Exercise task:
Tally the lines that include the word "bruises" and reply with nothing but the total.

Records shown:
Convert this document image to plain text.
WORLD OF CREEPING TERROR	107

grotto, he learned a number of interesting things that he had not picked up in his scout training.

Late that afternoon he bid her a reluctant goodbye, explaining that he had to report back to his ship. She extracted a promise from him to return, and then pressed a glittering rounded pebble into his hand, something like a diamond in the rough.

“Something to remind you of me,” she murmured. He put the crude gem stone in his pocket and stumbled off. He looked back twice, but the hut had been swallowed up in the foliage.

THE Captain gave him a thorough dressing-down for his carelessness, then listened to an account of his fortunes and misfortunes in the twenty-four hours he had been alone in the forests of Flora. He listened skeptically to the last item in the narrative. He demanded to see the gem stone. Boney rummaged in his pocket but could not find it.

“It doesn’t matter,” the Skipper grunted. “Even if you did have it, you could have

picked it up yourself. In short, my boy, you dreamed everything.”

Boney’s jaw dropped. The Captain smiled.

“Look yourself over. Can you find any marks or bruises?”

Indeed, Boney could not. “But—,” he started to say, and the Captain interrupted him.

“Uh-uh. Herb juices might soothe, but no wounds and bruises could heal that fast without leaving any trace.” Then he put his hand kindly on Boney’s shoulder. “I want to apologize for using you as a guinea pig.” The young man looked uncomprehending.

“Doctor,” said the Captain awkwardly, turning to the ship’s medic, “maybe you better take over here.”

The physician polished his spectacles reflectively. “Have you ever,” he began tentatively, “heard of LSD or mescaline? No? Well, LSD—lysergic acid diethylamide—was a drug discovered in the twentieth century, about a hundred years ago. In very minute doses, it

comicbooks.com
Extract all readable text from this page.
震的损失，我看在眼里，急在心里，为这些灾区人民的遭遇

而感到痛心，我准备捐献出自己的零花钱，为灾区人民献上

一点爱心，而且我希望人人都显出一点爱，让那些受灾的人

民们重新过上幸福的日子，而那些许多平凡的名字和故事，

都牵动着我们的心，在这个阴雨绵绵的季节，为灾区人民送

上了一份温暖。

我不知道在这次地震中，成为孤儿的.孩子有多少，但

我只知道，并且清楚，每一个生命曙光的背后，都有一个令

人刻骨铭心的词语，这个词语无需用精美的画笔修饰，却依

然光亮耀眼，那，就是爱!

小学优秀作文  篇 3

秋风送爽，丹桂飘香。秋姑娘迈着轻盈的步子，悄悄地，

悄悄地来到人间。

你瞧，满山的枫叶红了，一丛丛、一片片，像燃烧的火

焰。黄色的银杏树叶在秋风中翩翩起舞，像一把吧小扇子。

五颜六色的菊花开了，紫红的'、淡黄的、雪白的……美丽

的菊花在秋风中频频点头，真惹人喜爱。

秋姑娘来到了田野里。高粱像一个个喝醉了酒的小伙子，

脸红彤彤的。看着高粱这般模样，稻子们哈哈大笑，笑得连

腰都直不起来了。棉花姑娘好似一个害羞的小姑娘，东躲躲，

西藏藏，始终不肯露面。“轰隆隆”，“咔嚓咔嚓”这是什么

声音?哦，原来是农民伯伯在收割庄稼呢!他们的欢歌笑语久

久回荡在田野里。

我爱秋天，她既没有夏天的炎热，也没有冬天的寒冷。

Answer to the exercise:
2